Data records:
┄┄┄┄┄┄┄┄┄┄┄┄┄┄┄┄┄┄┄┄

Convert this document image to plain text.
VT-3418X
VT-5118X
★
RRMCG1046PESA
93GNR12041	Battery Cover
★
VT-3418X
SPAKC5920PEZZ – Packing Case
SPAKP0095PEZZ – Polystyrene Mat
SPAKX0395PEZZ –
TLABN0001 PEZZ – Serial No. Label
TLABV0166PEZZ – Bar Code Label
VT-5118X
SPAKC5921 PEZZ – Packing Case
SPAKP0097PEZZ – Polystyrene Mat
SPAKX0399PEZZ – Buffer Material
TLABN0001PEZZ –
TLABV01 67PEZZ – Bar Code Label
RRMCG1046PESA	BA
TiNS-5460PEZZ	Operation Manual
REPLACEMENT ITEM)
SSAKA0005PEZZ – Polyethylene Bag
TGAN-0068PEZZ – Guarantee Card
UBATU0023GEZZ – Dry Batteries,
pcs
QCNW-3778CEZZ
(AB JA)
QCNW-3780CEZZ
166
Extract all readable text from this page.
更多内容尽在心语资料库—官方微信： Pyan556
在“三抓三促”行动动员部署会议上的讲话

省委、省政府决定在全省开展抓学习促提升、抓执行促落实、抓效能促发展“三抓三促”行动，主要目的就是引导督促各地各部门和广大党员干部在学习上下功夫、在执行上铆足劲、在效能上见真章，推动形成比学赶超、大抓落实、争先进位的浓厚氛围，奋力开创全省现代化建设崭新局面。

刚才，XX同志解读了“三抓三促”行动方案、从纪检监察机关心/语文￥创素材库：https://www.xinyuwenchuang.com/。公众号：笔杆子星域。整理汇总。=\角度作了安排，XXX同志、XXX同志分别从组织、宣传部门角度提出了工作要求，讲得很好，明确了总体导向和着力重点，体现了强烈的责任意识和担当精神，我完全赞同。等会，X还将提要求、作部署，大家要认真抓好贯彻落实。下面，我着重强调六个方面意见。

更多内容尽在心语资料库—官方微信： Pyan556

┄┄┄┄┄┄┄┄┄┄┄┄┄┄┄┄┄┄┄┄

§ PROBLEM TO WORK ON
Search the entries for the word "Polystyrene" and copy every line that has it.

§ OUTPUT FOR THIS TASK
SPAKP0095PEZZ – Polystyrene Mat
SPAKP0097PEZZ – Polystyrene Mat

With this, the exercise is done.